Which lines hold the string "download"? Copy every one of them.

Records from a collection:
* * *

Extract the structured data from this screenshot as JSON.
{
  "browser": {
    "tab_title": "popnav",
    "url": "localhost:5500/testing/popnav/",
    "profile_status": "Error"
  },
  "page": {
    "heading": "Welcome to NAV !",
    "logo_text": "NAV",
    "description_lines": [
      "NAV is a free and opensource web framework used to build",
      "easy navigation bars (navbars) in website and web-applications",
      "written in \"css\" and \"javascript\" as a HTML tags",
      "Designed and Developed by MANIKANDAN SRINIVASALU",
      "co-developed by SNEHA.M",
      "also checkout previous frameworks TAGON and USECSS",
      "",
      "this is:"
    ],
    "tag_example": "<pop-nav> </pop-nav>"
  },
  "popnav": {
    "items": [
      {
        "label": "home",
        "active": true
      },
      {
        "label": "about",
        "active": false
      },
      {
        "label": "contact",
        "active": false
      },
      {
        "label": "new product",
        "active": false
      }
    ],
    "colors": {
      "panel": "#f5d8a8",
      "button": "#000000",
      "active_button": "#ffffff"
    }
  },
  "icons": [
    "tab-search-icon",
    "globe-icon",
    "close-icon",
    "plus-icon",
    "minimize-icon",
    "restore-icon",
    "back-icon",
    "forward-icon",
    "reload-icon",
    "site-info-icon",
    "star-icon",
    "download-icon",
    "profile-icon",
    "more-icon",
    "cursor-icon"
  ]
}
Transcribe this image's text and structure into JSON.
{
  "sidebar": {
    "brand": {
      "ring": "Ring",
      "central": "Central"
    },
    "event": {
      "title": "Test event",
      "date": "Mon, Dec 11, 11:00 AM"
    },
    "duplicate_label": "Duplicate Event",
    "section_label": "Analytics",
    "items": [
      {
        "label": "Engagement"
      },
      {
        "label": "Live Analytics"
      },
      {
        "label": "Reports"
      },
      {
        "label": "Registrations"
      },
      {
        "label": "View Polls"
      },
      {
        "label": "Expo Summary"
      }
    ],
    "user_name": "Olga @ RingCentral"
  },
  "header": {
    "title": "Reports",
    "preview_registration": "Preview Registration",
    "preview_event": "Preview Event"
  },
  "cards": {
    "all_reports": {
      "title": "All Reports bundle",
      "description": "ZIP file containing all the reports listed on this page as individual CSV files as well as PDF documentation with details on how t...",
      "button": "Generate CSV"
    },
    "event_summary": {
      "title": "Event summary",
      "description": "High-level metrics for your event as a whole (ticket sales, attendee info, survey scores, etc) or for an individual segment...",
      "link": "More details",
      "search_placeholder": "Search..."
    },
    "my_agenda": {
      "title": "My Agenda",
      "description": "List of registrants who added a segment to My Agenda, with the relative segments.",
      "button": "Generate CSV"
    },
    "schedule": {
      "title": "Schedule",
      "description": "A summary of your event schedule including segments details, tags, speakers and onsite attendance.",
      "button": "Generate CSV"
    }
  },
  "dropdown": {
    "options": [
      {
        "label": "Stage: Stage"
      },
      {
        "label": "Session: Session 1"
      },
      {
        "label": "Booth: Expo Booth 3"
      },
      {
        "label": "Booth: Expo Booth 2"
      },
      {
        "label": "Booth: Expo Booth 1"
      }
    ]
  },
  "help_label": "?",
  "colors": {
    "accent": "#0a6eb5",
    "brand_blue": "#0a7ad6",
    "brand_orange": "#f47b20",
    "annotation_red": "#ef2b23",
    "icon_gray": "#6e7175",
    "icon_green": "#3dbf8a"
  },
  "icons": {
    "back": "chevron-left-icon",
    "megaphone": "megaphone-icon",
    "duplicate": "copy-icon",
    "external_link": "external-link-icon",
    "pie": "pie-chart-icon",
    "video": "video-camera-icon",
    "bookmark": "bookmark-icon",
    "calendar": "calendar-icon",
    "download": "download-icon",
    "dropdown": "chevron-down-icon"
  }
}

* * *

[ANSWER TO THE EXERCISE]:
    "download-icon",
    "download": "download-icon",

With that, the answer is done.